> _WHAT NEEDS TO BE DONE_:
Search the material below for the string "this" and extract each line that has it.

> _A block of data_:
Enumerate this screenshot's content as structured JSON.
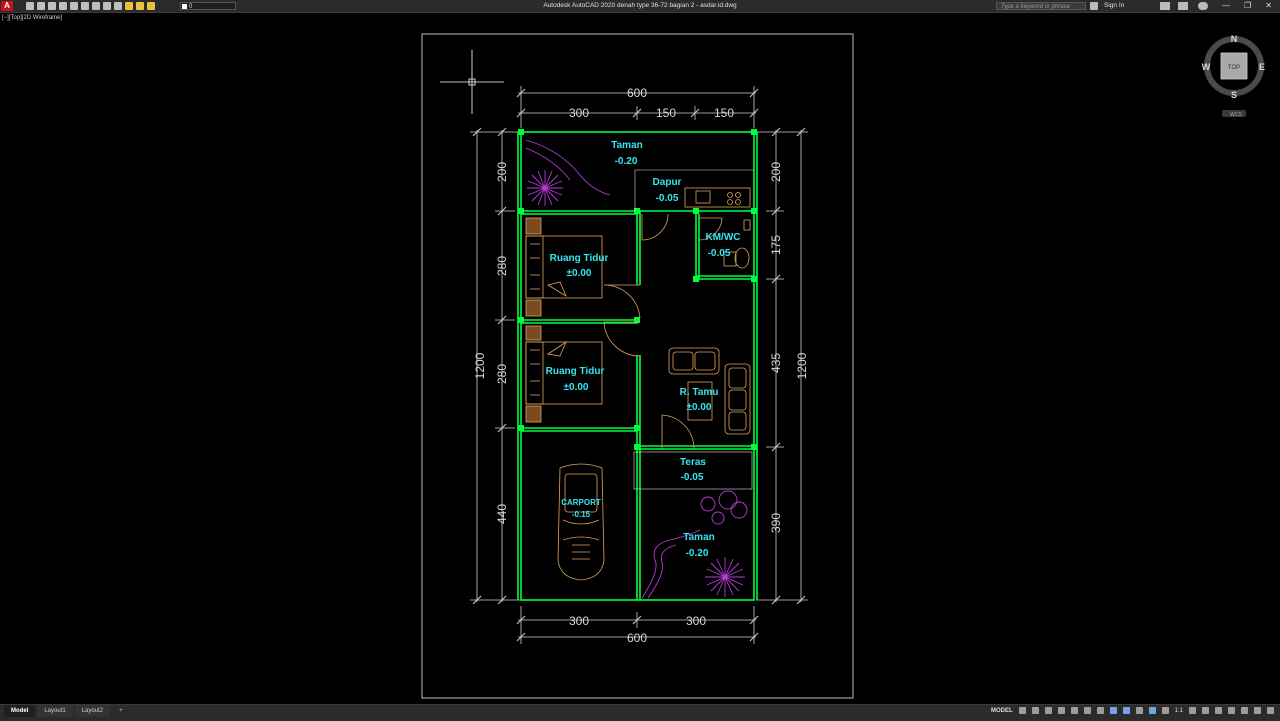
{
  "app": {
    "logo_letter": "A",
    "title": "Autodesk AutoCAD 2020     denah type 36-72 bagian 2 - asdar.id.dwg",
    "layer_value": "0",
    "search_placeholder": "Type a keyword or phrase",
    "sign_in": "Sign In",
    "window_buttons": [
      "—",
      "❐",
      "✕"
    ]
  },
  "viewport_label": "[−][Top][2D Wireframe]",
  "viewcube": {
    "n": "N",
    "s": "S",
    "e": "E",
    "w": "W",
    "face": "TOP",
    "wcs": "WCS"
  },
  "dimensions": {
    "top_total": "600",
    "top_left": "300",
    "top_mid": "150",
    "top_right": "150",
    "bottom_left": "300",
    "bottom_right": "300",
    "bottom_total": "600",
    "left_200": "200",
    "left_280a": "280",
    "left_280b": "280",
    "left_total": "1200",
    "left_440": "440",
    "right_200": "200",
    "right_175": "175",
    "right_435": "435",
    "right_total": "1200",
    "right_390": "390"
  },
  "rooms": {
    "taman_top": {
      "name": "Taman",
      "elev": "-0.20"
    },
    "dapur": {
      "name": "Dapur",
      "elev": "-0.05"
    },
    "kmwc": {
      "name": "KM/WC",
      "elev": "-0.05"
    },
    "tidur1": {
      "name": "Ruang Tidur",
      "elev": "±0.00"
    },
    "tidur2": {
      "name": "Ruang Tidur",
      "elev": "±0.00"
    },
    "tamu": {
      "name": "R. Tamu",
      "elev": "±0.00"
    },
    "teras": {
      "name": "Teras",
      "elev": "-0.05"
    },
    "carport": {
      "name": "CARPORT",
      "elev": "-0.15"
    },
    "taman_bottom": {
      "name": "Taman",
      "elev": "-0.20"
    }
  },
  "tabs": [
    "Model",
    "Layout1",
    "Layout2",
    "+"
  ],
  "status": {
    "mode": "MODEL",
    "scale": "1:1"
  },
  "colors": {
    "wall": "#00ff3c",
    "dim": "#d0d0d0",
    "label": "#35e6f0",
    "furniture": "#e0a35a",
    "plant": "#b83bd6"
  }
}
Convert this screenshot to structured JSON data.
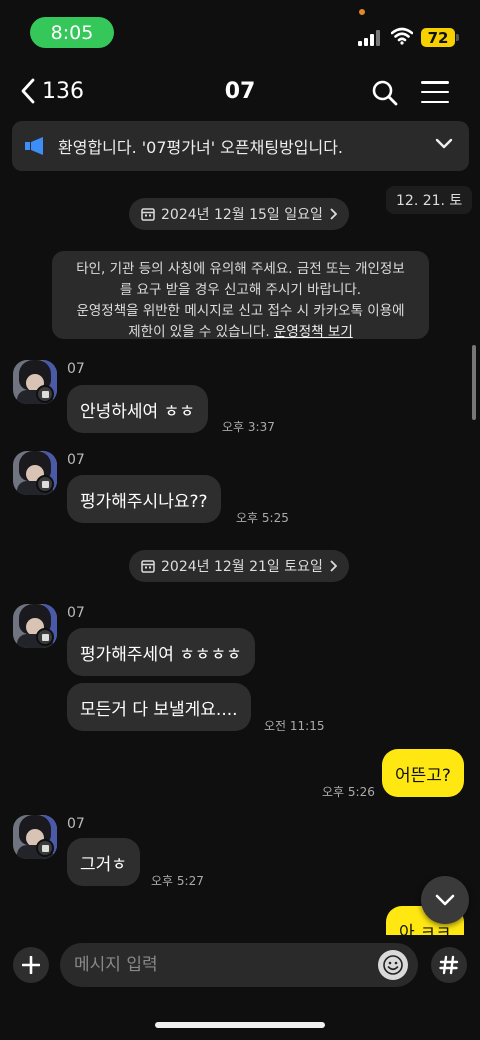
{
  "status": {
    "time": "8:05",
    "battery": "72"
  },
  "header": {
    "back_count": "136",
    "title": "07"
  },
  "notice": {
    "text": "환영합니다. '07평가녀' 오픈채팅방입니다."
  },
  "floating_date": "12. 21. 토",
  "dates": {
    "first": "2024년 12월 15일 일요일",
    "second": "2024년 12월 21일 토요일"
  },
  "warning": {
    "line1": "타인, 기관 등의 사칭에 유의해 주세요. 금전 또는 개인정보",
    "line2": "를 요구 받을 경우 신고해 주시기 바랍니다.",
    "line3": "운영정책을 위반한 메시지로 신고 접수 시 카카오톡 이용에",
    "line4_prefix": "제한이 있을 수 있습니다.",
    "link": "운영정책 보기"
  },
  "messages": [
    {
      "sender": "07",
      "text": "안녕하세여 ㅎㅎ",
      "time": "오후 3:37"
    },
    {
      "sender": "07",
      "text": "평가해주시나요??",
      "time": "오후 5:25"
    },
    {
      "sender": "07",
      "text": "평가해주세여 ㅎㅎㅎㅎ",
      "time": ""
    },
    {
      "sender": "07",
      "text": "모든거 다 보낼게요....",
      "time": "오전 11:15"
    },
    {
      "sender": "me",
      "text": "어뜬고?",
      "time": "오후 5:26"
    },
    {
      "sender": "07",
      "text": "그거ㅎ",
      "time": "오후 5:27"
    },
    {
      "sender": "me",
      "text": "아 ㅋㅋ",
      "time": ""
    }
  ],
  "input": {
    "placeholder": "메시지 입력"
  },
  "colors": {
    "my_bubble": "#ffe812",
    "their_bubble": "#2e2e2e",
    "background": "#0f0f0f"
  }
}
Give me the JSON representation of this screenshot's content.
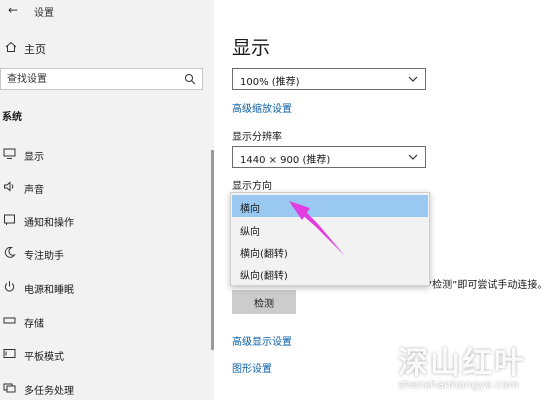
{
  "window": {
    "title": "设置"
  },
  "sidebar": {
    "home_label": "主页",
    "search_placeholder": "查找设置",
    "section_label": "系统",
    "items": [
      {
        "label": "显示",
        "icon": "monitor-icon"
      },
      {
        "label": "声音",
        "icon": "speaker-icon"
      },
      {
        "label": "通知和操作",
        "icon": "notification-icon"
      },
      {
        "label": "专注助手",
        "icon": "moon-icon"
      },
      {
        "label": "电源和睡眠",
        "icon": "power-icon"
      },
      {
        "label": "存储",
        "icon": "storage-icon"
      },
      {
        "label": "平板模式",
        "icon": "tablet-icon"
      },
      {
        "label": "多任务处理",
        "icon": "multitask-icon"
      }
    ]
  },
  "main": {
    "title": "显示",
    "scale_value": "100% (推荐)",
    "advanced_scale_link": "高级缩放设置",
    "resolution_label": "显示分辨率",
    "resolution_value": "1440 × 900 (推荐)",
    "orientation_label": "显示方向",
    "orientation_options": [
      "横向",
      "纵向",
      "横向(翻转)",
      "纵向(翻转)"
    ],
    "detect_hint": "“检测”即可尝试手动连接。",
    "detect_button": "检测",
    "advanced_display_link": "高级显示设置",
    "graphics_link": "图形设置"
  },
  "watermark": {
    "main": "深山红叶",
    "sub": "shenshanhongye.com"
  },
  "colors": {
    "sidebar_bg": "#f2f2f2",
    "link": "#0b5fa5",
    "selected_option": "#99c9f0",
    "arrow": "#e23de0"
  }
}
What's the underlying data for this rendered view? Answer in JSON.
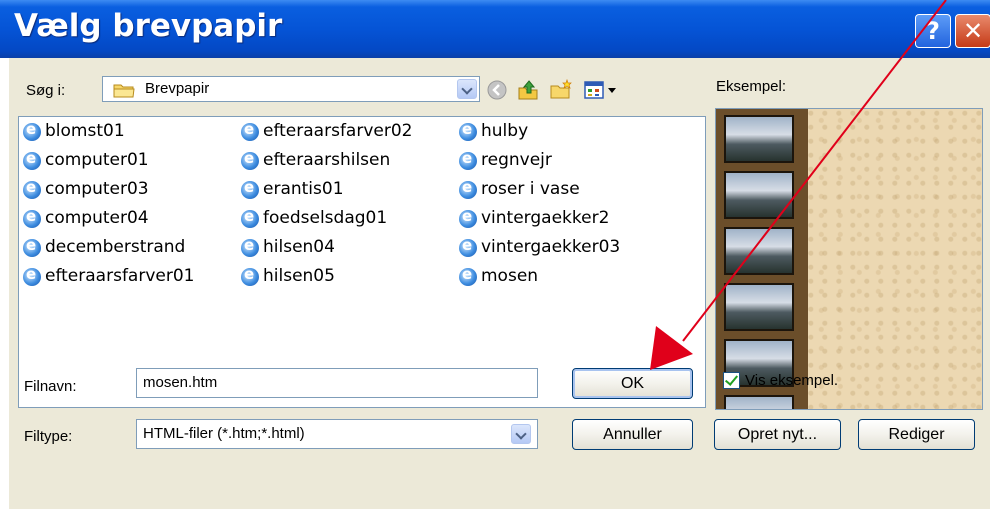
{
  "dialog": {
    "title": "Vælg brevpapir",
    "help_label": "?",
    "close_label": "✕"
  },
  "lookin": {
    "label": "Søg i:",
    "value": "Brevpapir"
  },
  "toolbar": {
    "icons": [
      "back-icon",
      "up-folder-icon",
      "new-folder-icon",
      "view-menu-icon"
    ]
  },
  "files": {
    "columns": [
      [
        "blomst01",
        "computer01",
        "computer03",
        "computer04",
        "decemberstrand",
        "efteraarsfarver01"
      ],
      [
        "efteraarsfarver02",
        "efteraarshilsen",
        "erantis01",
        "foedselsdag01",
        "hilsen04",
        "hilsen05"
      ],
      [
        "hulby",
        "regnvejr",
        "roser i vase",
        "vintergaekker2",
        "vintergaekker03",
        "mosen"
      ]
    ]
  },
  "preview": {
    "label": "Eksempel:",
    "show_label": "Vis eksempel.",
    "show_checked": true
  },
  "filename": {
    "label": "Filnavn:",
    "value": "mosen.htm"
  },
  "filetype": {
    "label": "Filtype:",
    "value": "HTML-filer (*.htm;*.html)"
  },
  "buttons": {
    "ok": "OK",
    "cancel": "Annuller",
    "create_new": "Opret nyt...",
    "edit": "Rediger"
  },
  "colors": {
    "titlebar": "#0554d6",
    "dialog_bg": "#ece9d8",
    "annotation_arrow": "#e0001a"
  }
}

> _SOLVED EXERCISE_:
Enumerate this screenshot's content as structured JSON.
Convert this screenshot to structured JSON data.
Give me the JSON representation of this screenshot's content.
What's the underlying data for this rendered view? Answer in JSON.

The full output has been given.